-- MATERIALS PROVIDED start --
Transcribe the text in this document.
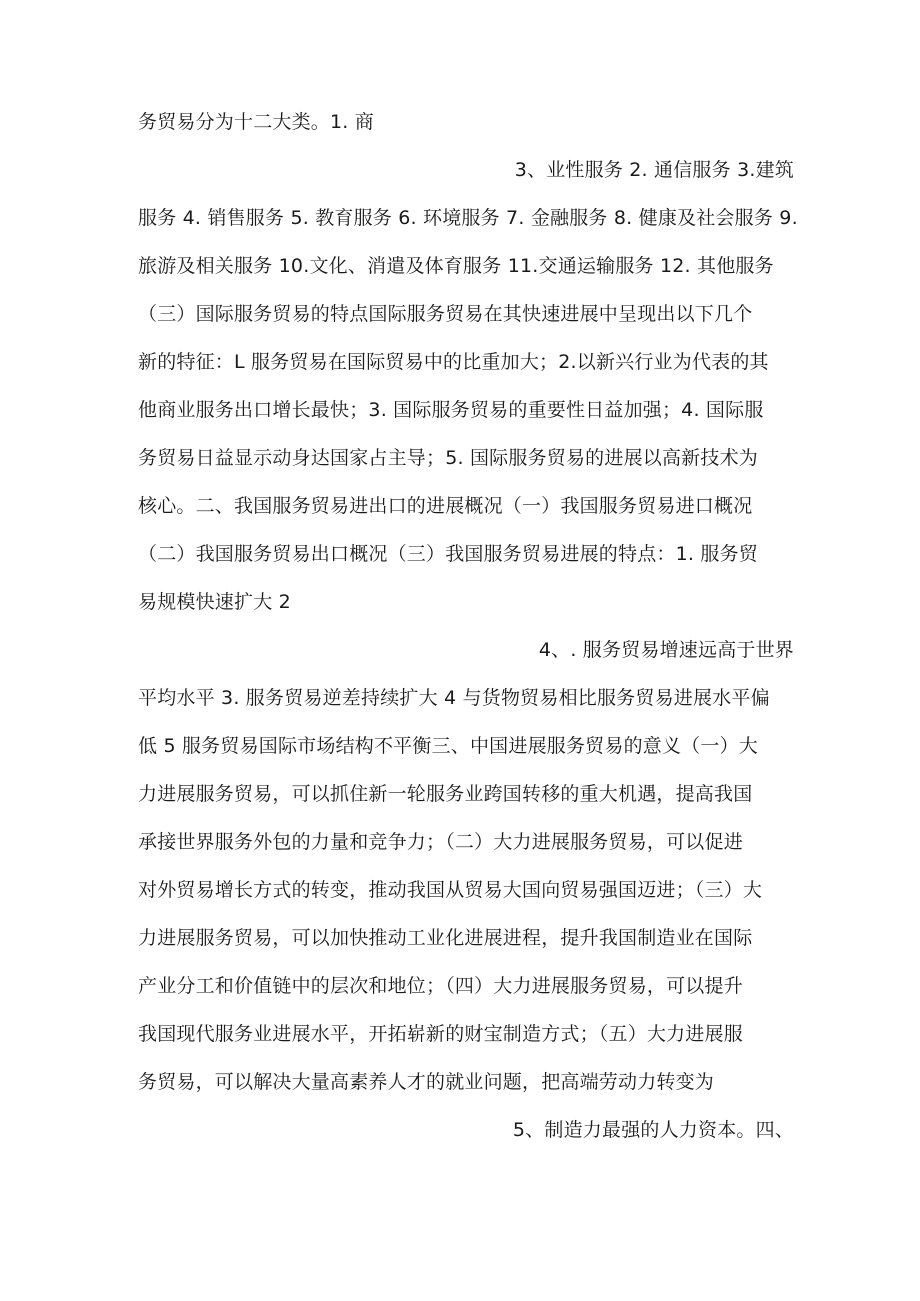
务贸易分为十二大类。1. 商
3、业性服务 2. 通信服务 3.建筑
服务 4. 销售服务 5. 教育服务 6. 环境服务 7. 金融服务 8. 健康及社会服务 9.
旅游及相关服务 10.文化、消遣及体育服务 11.交通运输服务 12. 其他服务
（三）国际服务贸易的特点国际服务贸易在其快速进展中呈现出以下几个
新的特征：L 服务贸易在国际贸易中的比重加大；2.以新兴行业为代表的其
他商业服务出口增长最快；3. 国际服务贸易的重要性日益加强；4. 国际服
务贸易日益显示动身达国家占主导；5. 国际服务贸易的进展以高新技术为
核心。二、我国服务贸易进出口的进展概况（一）我国服务贸易进口概况
（二）我国服务贸易出口概况（三）我国服务贸易进展的特点：1. 服务贸
易规模快速扩大 2
4、. 服务贸易增速远高于世界
平均水平 3. 服务贸易逆差持续扩大 4 与货物贸易相比服务贸易进展水平偏
低 5 服务贸易国际市场结构不平衡三、中国进展服务贸易的意义（一）大
力进展服务贸易，可以抓住新一轮服务业跨国转移的重大机遇，提高我国
承接世界服务外包的力量和竞争力；（二）大力进展服务贸易，可以促进
对外贸易增长方式的转变，推动我国从贸易大国向贸易强国迈进；（三）大
力进展服务贸易，可以加快推动工业化进展进程，提升我国制造业在国际
产业分工和价值链中的层次和地位；（四）大力进展服务贸易，可以提升
我国现代服务业进展水平，开拓崭新的财宝制造方式；（五）大力进展服
务贸易，可以解决大量高素养人才的就业问题，把高端劳动力转变为
5、制造力最强的人力资本。四、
-- MATERIALS PROVIDED end --
Repeat the listing in full and exactly. Leave any pictures out.

Transcribe the text in this document.
务贸易分为十二大类。1. 商
3、业性服务 2. 通信服务 3.建筑
服务 4. 销售服务 5. 教育服务 6. 环境服务 7. 金融服务 8. 健康及社会服务 9.
旅游及相关服务 10.文化、消遣及体育服务 11.交通运输服务 12. 其他服务
（三）国际服务贸易的特点国际服务贸易在其快速进展中呈现出以下几个
新的特征：L 服务贸易在国际贸易中的比重加大；2.以新兴行业为代表的其
他商业服务出口增长最快；3. 国际服务贸易的重要性日益加强；4. 国际服
务贸易日益显示动身达国家占主导；5. 国际服务贸易的进展以高新技术为
核心。二、我国服务贸易进出口的进展概况（一）我国服务贸易进口概况
（二）我国服务贸易出口概况（三）我国服务贸易进展的特点：1. 服务贸
易规模快速扩大 2
4、. 服务贸易增速远高于世界
平均水平 3. 服务贸易逆差持续扩大 4 与货物贸易相比服务贸易进展水平偏
低 5 服务贸易国际市场结构不平衡三、中国进展服务贸易的意义（一）大
力进展服务贸易，可以抓住新一轮服务业跨国转移的重大机遇，提高我国
承接世界服务外包的力量和竞争力；（二）大力进展服务贸易，可以促进
对外贸易增长方式的转变，推动我国从贸易大国向贸易强国迈进；（三）大
力进展服务贸易，可以加快推动工业化进展进程，提升我国制造业在国际
产业分工和价值链中的层次和地位；（四）大力进展服务贸易，可以提升
我国现代服务业进展水平，开拓崭新的财宝制造方式；（五）大力进展服
务贸易，可以解决大量高素养人才的就业问题，把高端劳动力转变为
5、制造力最强的人力资本。四、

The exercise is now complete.